** Opening Page excerpt block **

Improving Worker Safety in a Fast-Moving E-Commerce Logistics Environment
Job sites with a lot of workers clustered together now need to be extra conscious of their employees’ health and safety. During the COVID-19 pandemic, distribution centers saw their fair share of positive cases.
Not only are viral outbreaks bad for employees, but they’re bad for the business as a whole. Employee illnesses, coupled with the need to shut down parts of the distribution center for cleaning and sanitizing, makes it more difficult to fulfill orders. Outbreaks can also bring bad publicity; even if there are only a small number of cases, companies receive bad PR once the media get wind of it.
While COVID-19 has been the catalyst for these changes to fulfillment centers, it is paramount that companies look to improve the health and safety of workers, prevent the spread of infectious diseases and minimize employee absenteeism. Epidemiologists are predicting more major outbreaks, and taking precautions now will help future-proof the business against further viral outbreaks.
Encourage Distance Between Employees
A lot of viruses are transmitted through droplets from coughing and sneezing, or when people touch each other after coughing and sneezing into their hands. Distribution centers used to be able to leverage high-density packing areas, with a lot of packers in the same area, to maximize throughput.
However, to keep employees safe and healthy, distribution centers now need to promote distance between workers. To do this, companies can take high volume equipment and set up individual pack stations with a machine and a hopper per operator, positioning equipment so that twisting, turning, and pulling is minimized to prevent repetitive stress injuries.

** Closing Page excerpt block **

_Work request 1:_
Reproduce word for word the passage of the worker safety article starting with "Encourage Distance Between" and going on through "to maximize throughput.".
_Work request 2:_
Answer these questions using the worker safety article:
(a) What are epidemiologists predicting?
(b) What did distribution centers formerly leverage to maximize throughput?
(c) What does each individual pack station have per operator?
_Work request 3:_
Resume the worker safety article after its final sentence and write the next portion in the same formal voice.

** Opening Source material block **

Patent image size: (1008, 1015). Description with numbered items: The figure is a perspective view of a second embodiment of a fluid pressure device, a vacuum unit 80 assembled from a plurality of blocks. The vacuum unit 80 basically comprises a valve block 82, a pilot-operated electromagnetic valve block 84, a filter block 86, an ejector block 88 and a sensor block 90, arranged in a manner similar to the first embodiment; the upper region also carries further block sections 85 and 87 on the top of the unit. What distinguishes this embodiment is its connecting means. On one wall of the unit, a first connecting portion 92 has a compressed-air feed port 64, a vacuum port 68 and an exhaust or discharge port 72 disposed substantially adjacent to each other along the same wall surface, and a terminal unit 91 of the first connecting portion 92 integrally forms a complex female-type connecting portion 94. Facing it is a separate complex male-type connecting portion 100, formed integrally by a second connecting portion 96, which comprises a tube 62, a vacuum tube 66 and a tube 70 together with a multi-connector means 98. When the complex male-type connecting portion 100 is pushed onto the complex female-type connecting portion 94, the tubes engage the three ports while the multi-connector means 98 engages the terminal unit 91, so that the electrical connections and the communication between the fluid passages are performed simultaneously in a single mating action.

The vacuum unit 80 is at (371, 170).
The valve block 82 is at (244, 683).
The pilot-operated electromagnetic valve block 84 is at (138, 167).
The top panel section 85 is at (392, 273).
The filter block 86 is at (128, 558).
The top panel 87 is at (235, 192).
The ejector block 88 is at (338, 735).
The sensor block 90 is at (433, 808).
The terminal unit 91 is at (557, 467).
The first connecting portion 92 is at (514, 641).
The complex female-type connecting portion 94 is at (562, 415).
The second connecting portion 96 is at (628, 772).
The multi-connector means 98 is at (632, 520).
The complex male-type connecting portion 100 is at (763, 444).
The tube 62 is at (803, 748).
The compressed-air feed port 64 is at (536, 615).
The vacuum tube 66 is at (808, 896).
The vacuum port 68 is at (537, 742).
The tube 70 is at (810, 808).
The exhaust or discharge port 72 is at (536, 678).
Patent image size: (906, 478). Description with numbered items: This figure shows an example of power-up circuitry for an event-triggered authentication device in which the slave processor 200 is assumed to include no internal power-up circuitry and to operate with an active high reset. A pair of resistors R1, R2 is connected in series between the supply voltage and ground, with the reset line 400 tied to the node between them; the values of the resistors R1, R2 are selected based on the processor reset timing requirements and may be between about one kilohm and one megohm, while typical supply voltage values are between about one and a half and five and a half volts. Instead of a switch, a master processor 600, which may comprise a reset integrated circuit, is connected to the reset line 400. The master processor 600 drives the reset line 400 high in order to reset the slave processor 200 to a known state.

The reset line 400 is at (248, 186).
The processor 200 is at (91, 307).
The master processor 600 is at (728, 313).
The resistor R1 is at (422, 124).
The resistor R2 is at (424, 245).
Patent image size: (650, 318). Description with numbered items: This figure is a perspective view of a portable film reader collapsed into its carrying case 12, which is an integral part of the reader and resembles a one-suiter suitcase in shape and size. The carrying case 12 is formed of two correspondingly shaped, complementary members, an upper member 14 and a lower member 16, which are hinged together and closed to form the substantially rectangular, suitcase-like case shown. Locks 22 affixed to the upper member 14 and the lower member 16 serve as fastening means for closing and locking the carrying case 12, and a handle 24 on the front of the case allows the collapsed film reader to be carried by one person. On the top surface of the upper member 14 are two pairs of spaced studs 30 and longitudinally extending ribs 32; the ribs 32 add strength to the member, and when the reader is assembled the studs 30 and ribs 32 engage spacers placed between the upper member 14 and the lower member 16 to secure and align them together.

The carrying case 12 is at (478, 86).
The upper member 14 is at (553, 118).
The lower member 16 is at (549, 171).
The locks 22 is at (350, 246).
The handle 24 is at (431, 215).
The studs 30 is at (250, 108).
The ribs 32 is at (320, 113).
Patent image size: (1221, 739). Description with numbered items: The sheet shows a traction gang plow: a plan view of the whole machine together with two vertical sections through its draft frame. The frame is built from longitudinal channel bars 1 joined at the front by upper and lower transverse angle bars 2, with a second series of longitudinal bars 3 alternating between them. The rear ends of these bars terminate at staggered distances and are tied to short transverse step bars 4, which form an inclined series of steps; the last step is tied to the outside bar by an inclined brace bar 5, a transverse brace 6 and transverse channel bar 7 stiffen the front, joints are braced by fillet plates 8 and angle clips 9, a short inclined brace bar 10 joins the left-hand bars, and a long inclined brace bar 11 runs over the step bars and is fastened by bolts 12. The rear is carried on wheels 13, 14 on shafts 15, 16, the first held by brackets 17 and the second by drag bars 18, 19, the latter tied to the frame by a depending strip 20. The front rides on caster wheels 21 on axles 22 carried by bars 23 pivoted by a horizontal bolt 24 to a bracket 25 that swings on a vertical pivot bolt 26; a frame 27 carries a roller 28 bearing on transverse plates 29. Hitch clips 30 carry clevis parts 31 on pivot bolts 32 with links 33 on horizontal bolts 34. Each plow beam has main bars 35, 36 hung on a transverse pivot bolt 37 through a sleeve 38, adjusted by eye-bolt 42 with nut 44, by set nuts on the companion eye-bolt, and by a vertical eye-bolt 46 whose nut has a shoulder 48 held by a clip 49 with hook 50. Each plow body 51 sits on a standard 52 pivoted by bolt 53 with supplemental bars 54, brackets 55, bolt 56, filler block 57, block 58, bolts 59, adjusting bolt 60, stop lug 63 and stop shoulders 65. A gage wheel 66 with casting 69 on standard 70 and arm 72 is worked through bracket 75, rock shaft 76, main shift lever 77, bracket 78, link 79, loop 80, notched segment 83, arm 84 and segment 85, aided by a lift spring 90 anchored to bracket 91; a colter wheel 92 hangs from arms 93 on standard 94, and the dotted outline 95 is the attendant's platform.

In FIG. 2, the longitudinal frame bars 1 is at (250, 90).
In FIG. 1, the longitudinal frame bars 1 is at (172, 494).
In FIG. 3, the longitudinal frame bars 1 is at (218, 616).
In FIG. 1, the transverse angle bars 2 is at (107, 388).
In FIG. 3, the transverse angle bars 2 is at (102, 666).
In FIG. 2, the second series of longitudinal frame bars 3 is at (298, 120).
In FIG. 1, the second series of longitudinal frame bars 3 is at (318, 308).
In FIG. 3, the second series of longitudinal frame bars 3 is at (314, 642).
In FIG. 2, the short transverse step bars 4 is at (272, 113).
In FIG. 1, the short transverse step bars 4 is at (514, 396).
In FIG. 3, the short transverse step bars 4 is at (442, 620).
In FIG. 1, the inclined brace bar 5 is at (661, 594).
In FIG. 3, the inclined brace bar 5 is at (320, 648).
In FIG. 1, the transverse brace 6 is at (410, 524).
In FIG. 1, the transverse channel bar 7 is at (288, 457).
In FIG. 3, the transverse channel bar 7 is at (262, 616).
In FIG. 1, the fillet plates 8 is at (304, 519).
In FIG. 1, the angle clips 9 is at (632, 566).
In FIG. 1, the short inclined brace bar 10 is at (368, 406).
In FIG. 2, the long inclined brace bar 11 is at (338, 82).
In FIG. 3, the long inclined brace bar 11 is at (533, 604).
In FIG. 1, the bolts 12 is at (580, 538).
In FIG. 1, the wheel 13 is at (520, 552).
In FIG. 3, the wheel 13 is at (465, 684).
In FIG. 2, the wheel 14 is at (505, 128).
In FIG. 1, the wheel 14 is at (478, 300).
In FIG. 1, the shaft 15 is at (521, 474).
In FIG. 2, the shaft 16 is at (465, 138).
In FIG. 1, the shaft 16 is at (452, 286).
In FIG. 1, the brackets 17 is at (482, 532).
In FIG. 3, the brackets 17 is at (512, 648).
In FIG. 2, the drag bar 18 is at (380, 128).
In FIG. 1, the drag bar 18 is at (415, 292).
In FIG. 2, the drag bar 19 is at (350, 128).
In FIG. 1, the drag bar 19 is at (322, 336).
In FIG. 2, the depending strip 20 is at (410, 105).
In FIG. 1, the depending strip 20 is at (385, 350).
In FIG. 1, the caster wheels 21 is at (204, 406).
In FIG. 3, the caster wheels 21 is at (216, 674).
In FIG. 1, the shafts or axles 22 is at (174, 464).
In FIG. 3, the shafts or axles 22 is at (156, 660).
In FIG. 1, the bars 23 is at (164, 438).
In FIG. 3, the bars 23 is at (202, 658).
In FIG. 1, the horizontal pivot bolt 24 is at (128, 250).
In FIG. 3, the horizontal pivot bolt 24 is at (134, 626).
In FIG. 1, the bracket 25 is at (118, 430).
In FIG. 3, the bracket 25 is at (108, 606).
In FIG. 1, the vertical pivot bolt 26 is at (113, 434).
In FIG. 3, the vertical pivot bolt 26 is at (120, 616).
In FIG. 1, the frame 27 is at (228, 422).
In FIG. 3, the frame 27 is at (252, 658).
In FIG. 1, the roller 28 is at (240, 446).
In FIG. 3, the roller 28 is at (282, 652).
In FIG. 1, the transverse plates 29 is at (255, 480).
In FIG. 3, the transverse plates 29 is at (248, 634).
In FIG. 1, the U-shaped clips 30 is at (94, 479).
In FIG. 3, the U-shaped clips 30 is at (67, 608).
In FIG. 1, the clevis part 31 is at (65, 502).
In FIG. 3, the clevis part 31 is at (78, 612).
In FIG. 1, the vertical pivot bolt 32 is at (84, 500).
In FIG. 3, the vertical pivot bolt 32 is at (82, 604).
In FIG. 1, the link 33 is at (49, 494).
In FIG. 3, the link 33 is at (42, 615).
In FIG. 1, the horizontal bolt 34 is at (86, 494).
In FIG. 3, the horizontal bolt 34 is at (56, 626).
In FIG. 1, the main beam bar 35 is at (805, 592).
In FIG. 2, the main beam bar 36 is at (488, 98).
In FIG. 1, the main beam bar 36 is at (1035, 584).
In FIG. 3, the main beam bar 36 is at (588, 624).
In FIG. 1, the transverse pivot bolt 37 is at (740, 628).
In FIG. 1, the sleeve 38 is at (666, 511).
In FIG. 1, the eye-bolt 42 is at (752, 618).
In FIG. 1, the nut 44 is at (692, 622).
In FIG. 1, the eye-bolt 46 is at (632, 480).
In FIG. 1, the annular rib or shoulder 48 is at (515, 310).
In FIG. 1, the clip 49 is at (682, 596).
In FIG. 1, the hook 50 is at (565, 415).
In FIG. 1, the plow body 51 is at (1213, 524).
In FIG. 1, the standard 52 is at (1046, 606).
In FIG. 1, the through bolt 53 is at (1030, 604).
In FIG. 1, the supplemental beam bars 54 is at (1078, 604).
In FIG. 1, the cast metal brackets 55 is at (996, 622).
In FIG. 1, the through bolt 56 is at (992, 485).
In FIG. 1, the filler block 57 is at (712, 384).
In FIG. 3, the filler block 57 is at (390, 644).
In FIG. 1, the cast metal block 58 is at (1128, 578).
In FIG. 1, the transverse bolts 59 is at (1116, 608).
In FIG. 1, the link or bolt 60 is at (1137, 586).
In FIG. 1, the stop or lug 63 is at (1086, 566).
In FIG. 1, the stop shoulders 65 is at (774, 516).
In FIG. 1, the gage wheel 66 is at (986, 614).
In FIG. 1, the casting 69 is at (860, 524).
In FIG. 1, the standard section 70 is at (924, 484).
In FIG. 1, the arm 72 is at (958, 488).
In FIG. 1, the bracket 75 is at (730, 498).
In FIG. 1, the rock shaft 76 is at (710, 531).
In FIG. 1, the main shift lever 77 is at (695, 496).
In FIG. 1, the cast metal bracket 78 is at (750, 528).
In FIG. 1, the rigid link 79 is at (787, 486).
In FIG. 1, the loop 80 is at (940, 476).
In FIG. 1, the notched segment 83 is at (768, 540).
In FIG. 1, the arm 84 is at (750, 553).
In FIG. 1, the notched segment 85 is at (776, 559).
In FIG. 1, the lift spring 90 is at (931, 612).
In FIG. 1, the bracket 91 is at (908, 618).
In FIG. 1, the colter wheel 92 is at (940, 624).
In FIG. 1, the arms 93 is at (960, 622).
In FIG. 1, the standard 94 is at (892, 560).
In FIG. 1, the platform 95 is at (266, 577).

** Closing Source material block **

_Task output 1:_
Encourage Distance Between Employees
A lot of viruses are transmitted through droplets from coughing and sneezing, or when people touch each other after coughing and sneezing into their hands. Distribution centers used to be able to leverage high-density packing areas, with a lot of packers in the same area, to maximize throughput.

_Task output 2:_
(a) More major outbreaks.
(b) High-density packing areas, with a lot of packers in the same area.
(c) A machine and a hopper.

_Task output 3:_
Another way to space out employees is to change the way pack stations are set up. For distribution centers that already have individual stations, instead of the stations facing each other, they can configure pack stations to face the same way. This will space out workers further. If there isn’t enough space to distance these stations by the recommended distance, Plexiglass shields can be installed between workstations.
Creating directional walking paths within a facility can also help to prevent close contact between employees moving within a facility. If there are multiple doors in or out of a break room for example, designate one for entering and a different door as an exit.
This may still require that distribution centers use fewer packers. One way to continue meeting order demand is to redeploy the extra workers in a supporting role. For example, they can be in charge of reloading packing machines with consumables so that the packer doesn’t have to stop packing, walk across the distribution center, retrieve materials, and refill the machine.
Another way to encourage distancing is to implement staggered or split shifts during peak cold and flu season. Because employees will be working with the same crew, this reduces contact among different groups of employees and the likelihood of viral transmissions, as well as allows for more thorough sanitizing of the workplace between shifts.
Implement Cleaning and Sanitizing Procedures
Some viruses, like cold and flu viruses, can live on contaminated surfaces for hours. While surfaces aren’t the primary way COVID-19 spreads, it’s still a possibility, according to the CDC, and it needs to be considered. For starters, workstations need to be cleaned and sanitized between shifts. All surfaces touched by workers, including control panels, computers, and handrails, should be wiped down thoroughly.
Additionally, special attention needs to be paid to washrooms, break rooms, and other areas where employees may congregate. If possible, employees need to wipe down common areas after using them. Providing disinfecting wipes can help them remember to do so.
Provide Hand Sanitizing Stations and Proper PPE
One easy way to prevent the spread of viruses is to make sure everyone is washing their hands regularly and using hand sanitizer. To that end, hand sanitizing stations need to be set up throughout the distribution center for regular, easy access. Employees also should be educated on proper hand hygiene, like restaurants require for their employees.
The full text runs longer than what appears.